* _What you will do_
Filter the listing below, copying every line in which the word "color" appears.

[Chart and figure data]
··········

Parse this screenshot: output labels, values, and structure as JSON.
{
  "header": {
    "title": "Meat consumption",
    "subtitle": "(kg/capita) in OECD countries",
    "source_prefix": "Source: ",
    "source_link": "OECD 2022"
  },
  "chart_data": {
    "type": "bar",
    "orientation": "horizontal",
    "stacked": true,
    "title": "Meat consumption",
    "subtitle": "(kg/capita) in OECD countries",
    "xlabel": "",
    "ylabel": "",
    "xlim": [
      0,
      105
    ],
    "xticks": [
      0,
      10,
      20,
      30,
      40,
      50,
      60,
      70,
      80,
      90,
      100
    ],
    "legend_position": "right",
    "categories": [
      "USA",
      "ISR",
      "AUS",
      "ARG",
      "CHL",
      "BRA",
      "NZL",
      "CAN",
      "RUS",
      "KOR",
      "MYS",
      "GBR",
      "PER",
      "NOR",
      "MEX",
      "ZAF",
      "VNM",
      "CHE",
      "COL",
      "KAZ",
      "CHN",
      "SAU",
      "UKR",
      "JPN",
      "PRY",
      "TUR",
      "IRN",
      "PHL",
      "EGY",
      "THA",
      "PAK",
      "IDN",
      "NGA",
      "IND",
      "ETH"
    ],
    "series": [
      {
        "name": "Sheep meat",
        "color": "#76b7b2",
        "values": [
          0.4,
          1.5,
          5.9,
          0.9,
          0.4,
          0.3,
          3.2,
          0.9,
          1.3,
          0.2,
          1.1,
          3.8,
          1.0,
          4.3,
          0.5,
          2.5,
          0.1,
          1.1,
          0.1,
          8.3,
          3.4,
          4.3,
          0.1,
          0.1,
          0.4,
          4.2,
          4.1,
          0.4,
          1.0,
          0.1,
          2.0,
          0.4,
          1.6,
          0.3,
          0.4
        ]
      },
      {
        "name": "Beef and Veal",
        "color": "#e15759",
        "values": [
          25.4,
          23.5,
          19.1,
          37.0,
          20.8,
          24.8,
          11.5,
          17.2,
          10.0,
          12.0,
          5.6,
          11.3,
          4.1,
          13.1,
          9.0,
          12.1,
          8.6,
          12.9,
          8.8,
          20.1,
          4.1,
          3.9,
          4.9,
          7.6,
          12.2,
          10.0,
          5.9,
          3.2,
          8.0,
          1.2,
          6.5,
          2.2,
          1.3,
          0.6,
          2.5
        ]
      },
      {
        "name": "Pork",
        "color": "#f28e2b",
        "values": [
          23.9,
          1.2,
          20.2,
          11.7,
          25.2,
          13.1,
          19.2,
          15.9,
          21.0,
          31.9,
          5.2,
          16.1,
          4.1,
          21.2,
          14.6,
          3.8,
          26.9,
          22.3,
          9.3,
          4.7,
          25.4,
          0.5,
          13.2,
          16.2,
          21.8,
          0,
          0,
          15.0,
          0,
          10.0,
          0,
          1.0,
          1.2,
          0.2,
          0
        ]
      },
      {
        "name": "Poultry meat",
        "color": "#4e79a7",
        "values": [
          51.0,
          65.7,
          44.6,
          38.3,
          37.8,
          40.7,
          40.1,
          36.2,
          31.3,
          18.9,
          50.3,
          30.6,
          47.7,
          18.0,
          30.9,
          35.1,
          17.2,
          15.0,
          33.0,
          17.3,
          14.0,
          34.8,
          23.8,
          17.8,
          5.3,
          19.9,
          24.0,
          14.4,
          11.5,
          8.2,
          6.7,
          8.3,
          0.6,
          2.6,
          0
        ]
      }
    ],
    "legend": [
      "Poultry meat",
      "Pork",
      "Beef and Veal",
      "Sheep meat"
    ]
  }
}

··········

* _Solution for this task_
        "color": "#76b7b2",
        "color": "#e15759",
        "color": "#f28e2b",
        "color": "#4e79a7",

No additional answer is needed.